### The task
Search the records for the word "this" and report each line that has it.

### Material for the task
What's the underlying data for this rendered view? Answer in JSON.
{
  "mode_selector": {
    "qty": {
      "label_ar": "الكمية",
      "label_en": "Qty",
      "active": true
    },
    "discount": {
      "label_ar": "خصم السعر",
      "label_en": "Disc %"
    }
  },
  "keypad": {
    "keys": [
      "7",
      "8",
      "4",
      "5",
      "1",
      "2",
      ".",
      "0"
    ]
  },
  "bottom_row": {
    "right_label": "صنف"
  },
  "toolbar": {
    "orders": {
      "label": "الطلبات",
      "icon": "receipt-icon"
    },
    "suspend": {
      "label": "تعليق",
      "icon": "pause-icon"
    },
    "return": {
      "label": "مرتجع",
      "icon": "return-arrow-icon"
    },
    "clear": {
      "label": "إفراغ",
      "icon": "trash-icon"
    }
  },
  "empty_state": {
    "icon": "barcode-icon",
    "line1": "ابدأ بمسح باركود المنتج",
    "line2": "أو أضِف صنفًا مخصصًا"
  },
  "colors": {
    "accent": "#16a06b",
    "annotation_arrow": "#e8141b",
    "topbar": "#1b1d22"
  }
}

...

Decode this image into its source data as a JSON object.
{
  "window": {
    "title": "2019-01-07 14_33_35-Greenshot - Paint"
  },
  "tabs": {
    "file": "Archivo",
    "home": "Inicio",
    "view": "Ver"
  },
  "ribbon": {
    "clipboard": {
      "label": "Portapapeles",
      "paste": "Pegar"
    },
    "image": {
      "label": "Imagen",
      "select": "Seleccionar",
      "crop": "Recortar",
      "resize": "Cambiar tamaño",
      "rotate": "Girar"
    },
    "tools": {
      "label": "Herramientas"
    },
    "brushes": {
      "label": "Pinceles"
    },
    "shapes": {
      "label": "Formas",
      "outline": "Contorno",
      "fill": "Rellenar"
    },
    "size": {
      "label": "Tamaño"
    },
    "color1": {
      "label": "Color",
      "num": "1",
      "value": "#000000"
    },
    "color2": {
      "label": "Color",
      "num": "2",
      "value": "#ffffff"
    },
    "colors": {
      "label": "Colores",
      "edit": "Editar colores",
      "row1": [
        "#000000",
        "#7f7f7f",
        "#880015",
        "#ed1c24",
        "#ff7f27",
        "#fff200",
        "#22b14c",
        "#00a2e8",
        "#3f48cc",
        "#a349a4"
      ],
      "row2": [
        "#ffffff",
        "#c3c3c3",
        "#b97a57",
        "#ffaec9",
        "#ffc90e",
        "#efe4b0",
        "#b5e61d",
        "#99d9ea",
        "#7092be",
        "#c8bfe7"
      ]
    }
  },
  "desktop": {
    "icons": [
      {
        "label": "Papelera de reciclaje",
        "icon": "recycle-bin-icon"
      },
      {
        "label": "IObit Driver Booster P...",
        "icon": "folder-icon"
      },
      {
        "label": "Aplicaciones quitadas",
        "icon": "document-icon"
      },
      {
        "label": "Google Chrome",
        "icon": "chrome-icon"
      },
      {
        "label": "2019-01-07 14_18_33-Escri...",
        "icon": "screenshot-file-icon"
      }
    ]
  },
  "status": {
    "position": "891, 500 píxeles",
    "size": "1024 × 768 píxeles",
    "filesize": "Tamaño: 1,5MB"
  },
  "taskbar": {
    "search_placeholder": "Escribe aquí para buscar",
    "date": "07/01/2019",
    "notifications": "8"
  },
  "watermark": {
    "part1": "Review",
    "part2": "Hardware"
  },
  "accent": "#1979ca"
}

### Exercise answer
What's the underlying data for this rendered view? Answer in JSON.
Decode this image into its source data as a JSON object.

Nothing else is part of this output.